» EXERCISE DESCRIPTION
Give a verbatim quotation of every record.

» RECORDS SUPPLIED
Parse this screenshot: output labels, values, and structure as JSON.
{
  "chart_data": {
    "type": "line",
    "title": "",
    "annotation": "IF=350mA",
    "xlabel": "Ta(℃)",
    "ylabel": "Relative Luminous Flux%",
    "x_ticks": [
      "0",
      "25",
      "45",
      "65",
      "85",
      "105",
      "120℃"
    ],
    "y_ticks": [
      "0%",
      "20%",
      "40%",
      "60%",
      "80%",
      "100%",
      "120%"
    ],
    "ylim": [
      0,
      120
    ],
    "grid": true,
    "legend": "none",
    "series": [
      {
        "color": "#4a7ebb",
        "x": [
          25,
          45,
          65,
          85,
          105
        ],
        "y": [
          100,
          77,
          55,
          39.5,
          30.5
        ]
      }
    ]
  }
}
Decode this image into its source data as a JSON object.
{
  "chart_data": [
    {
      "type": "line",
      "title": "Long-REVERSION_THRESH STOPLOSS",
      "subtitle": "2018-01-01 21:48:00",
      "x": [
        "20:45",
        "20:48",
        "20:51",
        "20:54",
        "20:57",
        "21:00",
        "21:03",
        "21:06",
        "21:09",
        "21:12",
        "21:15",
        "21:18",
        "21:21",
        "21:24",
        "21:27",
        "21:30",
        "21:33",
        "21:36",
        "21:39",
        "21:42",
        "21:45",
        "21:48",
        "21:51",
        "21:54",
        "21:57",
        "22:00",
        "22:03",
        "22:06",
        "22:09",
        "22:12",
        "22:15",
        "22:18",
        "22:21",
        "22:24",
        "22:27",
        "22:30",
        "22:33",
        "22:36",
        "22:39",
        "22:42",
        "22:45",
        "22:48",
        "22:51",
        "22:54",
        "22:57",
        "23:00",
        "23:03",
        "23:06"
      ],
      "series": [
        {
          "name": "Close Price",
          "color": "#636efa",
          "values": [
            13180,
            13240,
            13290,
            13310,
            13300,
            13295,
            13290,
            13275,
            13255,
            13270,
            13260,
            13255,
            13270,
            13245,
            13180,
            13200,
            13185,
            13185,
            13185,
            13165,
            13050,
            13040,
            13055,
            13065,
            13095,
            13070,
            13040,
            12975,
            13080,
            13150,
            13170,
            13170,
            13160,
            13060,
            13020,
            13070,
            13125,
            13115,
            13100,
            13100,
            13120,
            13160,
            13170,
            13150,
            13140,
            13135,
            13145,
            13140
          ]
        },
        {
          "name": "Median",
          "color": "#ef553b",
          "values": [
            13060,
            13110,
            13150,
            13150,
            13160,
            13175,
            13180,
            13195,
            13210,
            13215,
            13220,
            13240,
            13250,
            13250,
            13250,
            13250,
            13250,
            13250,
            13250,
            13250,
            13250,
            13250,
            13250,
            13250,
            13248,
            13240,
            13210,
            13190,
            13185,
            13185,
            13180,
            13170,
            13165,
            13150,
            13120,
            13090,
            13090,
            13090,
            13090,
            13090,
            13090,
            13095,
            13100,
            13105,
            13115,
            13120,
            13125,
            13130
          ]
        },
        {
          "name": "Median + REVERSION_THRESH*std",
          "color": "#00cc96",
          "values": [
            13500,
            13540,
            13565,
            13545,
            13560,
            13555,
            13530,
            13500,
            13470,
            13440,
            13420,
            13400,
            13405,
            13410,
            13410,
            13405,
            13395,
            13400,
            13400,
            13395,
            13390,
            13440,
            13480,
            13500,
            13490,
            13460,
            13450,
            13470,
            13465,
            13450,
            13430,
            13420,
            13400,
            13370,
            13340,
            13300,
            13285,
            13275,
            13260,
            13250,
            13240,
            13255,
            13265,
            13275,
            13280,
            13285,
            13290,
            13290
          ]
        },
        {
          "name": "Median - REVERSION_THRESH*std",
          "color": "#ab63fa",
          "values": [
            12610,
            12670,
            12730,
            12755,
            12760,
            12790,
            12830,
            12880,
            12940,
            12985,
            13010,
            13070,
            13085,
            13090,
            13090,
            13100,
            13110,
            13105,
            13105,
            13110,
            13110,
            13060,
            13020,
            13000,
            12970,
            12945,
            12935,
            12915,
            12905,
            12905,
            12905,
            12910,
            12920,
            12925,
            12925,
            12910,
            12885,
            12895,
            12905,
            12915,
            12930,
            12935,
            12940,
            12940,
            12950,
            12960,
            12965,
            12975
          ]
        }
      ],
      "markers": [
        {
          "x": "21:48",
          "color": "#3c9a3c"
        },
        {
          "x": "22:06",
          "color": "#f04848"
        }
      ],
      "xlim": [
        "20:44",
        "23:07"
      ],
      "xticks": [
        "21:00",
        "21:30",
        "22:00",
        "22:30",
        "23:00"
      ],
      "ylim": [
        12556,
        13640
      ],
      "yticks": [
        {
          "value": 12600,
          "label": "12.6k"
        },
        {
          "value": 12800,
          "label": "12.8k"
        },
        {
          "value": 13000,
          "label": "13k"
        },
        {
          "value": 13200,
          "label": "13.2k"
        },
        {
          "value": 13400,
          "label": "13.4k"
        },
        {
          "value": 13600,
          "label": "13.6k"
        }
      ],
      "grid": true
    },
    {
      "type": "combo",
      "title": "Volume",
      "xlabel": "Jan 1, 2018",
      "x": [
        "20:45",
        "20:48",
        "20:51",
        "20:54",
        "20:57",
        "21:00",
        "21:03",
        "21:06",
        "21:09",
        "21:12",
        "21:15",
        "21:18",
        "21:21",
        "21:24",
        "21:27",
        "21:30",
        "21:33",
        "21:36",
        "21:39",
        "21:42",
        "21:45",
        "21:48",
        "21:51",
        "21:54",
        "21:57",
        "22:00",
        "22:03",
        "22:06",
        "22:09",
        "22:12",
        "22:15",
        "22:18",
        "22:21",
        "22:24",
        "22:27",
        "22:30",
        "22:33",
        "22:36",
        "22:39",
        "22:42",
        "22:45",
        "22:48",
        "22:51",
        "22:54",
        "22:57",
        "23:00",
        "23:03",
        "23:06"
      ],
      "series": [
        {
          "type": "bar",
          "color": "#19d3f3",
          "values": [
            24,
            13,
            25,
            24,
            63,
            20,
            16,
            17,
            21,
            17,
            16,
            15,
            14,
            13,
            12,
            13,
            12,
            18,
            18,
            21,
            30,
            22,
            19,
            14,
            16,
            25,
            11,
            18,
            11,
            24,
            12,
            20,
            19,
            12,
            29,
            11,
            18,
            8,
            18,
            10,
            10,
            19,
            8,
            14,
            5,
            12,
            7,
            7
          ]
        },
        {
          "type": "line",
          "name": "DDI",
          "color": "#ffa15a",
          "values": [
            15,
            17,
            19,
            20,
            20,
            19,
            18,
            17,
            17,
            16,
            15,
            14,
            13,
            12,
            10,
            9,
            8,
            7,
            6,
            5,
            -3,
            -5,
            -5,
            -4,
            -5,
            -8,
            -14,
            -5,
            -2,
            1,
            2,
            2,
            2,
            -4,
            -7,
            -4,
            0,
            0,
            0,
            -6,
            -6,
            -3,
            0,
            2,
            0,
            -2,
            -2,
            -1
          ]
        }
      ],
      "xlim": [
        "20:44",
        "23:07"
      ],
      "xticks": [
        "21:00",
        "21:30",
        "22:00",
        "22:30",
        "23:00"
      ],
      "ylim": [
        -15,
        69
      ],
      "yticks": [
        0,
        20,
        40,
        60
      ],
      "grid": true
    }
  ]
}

» EXERCISE ANSWER
Parse this screenshot: output labels, values, and structure as JSON.
{
  "chart_data": {
    "type": "line",
    "title": "",
    "annotation": "IF=350mA",
    "xlabel": "Ta(℃)",
    "ylabel": "Relative Luminous Flux%",
    "x_ticks": [
      "0",
      "25",
      "45",
      "65",
      "85",
      "105",
      "120℃"
    ],
    "y_ticks": [
      "0%",
      "20%",
      "40%",
      "60%",
      "80%",
      "100%",
      "120%"
    ],
    "ylim": [
      0,
      120
    ],
    "grid": true,
    "legend": "none",
    "series": [
      {
        "color": "#4a7ebb",
        "x": [
          25,
          45,
          65,
          85,
          105
        ],
        "y": [
          100,
          77,
          55,
          39.5,
          30.5
        ]
      }
    ]
  }
}
Decode this image into its source data as a JSON object.
{
  "chart_data": [
    {
      "type": "line",
      "title": "Long-REVERSION_THRESH STOPLOSS",
      "subtitle": "2018-01-01 21:48:00",
      "x": [
        "20:45",
        "20:48",
        "20:51",
        "20:54",
        "20:57",
        "21:00",
        "21:03",
        "21:06",
        "21:09",
        "21:12",
        "21:15",
        "21:18",
        "21:21",
        "21:24",
        "21:27",
        "21:30",
        "21:33",
        "21:36",
        "21:39",
        "21:42",
        "21:45",
        "21:48",
        "21:51",
        "21:54",
        "21:57",
        "22:00",
        "22:03",
        "22:06",
        "22:09",
        "22:12",
        "22:15",
        "22:18",
        "22:21",
        "22:24",
        "22:27",
        "22:30",
        "22:33",
        "22:36",
        "22:39",
        "22:42",
        "22:45",
        "22:48",
        "22:51",
        "22:54",
        "22:57",
        "23:00",
        "23:03",
        "23:06"
      ],
      "series": [
        {
          "name": "Close Price",
          "color": "#636efa",
          "values": [
            13180,
            13240,
            13290,
            13310,
            13300,
            13295,
            13290,
            13275,
            13255,
            13270,
            13260,
            13255,
            13270,
            13245,
            13180,
            13200,
            13185,
            13185,
            13185,
            13165,
            13050,
            13040,
            13055,
            13065,
            13095,
            13070,
            13040,
            12975,
            13080,
            13150,
            13170,
            13170,
            13160,
            13060,
            13020,
            13070,
            13125,
            13115,
            13100,
            13100,
            13120,
            13160,
            13170,
            13150,
            13140,
            13135,
            13145,
            13140
          ]
        },
        {
          "name": "Median",
          "color": "#ef553b",
          "values": [
            13060,
            13110,
            13150,
            13150,
            13160,
            13175,
            13180,
            13195,
            13210,
            13215,
            13220,
            13240,
            13250,
            13250,
            13250,
            13250,
            13250,
            13250,
            13250,
            13250,
            13250,
            13250,
            13250,
            13250,
            13248,
            13240,
            13210,
            13190,
            13185,
            13185,
            13180,
            13170,
            13165,
            13150,
            13120,
            13090,
            13090,
            13090,
            13090,
            13090,
            13090,
            13095,
            13100,
            13105,
            13115,
            13120,
            13125,
            13130
          ]
        },
        {
          "name": "Median + REVERSION_THRESH*std",
          "color": "#00cc96",
          "values": [
            13500,
            13540,
            13565,
            13545,
            13560,
            13555,
            13530,
            13500,
            13470,
            13440,
            13420,
            13400,
            13405,
            13410,
            13410,
            13405,
            13395,
            13400,
            13400,
            13395,
            13390,
            13440,
            13480,
            13500,
            13490,
            13460,
            13450,
            13470,
            13465,
            13450,
            13430,
            13420,
            13400,
            13370,
            13340,
            13300,
            13285,
            13275,
            13260,
            13250,
            13240,
            13255,
            13265,
            13275,
            13280,
            13285,
            13290,
            13290
          ]
        },
        {
          "name": "Median - REVERSION_THRESH*std",
          "color": "#ab63fa",
          "values": [
            12610,
            12670,
            12730,
            12755,
            12760,
            12790,
            12830,
            12880,
            12940,
            12985,
            13010,
            13070,
            13085,
            13090,
            13090,
            13100,
            13110,
            13105,
            13105,
            13110,
            13110,
            13060,
            13020,
            13000,
            12970,
            12945,
            12935,
            12915,
            12905,
            12905,
            12905,
            12910,
            12920,
            12925,
            12925,
            12910,
            12885,
            12895,
            12905,
            12915,
            12930,
            12935,
            12940,
            12940,
            12950,
            12960,
            12965,
            12975
          ]
        }
      ],
      "markers": [
        {
          "x": "21:48",
          "color": "#3c9a3c"
        },
        {
          "x": "22:06",
          "color": "#f04848"
        }
      ],
      "xlim": [
        "20:44",
        "23:07"
      ],
      "xticks": [
        "21:00",
        "21:30",
        "22:00",
        "22:30",
        "23:00"
      ],
      "ylim": [
        12556,
        13640
      ],
      "yticks": [
        {
          "value": 12600,
          "label": "12.6k"
        },
        {
          "value": 12800,
          "label": "12.8k"
        },
        {
          "value": 13000,
          "label": "13k"
        },
        {
          "value": 13200,
          "label": "13.2k"
        },
        {
          "value": 13400,
          "label": "13.4k"
        },
        {
          "value": 13600,
          "label": "13.6k"
        }
      ],
      "grid": true
    },
    {
      "type": "combo",
      "title": "Volume",
      "xlabel": "Jan 1, 2018",
      "x": [
        "20:45",
        "20:48",
        "20:51",
        "20:54",
        "20:57",
        "21:00",
        "21:03",
        "21:06",
        "21:09",
        "21:12",
        "21:15",
        "21:18",
        "21:21",
        "21:24",
        "21:27",
        "21:30",
        "21:33",
        "21:36",
        "21:39",
        "21:42",
        "21:45",
        "21:48",
        "21:51",
        "21:54",
        "21:57",
        "22:00",
        "22:03",
        "22:06",
        "22:09",
        "22:12",
        "22:15",
        "22:18",
        "22:21",
        "22:24",
        "22:27",
        "22:30",
        "22:33",
        "22:36",
        "22:39",
        "22:42",
        "22:45",
        "22:48",
        "22:51",
        "22:54",
        "22:57",
        "23:00",
        "23:03",
        "23:06"
      ],
      "series": [
        {
          "type": "bar",
          "color": "#19d3f3",
          "values": [
            24,
            13,
            25,
            24,
            63,
            20,
            16,
            17,
            21,
            17,
            16,
            15,
            14,
            13,
            12,
            13,
            12,
            18,
            18,
            21,
            30,
            22,
            19,
            14,
            16,
            25,
            11,
            18,
            11,
            24,
            12,
            20,
            19,
            12,
            29,
            11,
            18,
            8,
            18,
            10,
            10,
            19,
            8,
            14,
            5,
            12,
            7,
            7
          ]
        },
        {
          "type": "line",
          "name": "DDI",
          "color": "#ffa15a",
          "values": [
            15,
            17,
            19,
            20,
            20,
            19,
            18,
            17,
            17,
            16,
            15,
            14,
            13,
            12,
            10,
            9,
            8,
            7,
            6,
            5,
            -3,
            -5,
            -5,
            -4,
            -5,
            -8,
            -14,
            -5,
            -2,
            1,
            2,
            2,
            2,
            -4,
            -7,
            -4,
            0,
            0,
            0,
            -6,
            -6,
            -3,
            0,
            2,
            0,
            -2,
            -2,
            -1
          ]
        }
      ],
      "xlim": [
        "20:44",
        "23:07"
      ],
      "xticks": [
        "21:00",
        "21:30",
        "22:00",
        "22:30",
        "23:00"
      ],
      "ylim": [
        -15,
        69
      ],
      "yticks": [
        0,
        20,
        40,
        60
      ],
      "grid": true
    }
  ]
}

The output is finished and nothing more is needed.